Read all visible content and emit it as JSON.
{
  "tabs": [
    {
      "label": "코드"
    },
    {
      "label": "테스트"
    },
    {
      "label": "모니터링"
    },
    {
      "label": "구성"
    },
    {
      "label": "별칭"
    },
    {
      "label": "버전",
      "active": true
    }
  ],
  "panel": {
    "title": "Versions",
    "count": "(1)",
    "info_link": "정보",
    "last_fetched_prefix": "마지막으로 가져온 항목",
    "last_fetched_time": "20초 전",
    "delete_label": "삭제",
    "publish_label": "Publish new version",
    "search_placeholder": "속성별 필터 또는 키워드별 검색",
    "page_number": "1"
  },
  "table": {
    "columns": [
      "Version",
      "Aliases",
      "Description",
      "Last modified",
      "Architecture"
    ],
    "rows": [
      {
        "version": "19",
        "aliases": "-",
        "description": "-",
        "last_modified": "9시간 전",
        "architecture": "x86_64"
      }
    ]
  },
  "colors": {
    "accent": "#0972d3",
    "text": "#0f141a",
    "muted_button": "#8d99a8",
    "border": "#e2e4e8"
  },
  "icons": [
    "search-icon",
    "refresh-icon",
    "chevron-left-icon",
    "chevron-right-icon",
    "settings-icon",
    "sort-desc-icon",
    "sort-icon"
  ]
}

☆ ☆ ☆ ☆

Exercise brief: Write down the full listing again, exactly.

Solution to this task:
Read all visible content and emit it as JSON.
{
  "tabs": [
    {
      "label": "코드"
    },
    {
      "label": "테스트"
    },
    {
      "label": "모니터링"
    },
    {
      "label": "구성"
    },
    {
      "label": "별칭"
    },
    {
      "label": "버전",
      "active": true
    }
  ],
  "panel": {
    "title": "Versions",
    "count": "(1)",
    "info_link": "정보",
    "last_fetched_prefix": "마지막으로 가져온 항목",
    "last_fetched_time": "20초 전",
    "delete_label": "삭제",
    "publish_label": "Publish new version",
    "search_placeholder": "속성별 필터 또는 키워드별 검색",
    "page_number": "1"
  },
  "table": {
    "columns": [
      "Version",
      "Aliases",
      "Description",
      "Last modified",
      "Architecture"
    ],
    "rows": [
      {
        "version": "19",
        "aliases": "-",
        "description": "-",
        "last_modified": "9시간 전",
        "architecture": "x86_64"
      }
    ]
  },
  "colors": {
    "accent": "#0972d3",
    "text": "#0f141a",
    "muted_button": "#8d99a8",
    "border": "#e2e4e8"
  },
  "icons": [
    "search-icon",
    "refresh-icon",
    "chevron-left-icon",
    "chevron-right-icon",
    "settings-icon",
    "sort-desc-icon",
    "sort-icon"
  ]
}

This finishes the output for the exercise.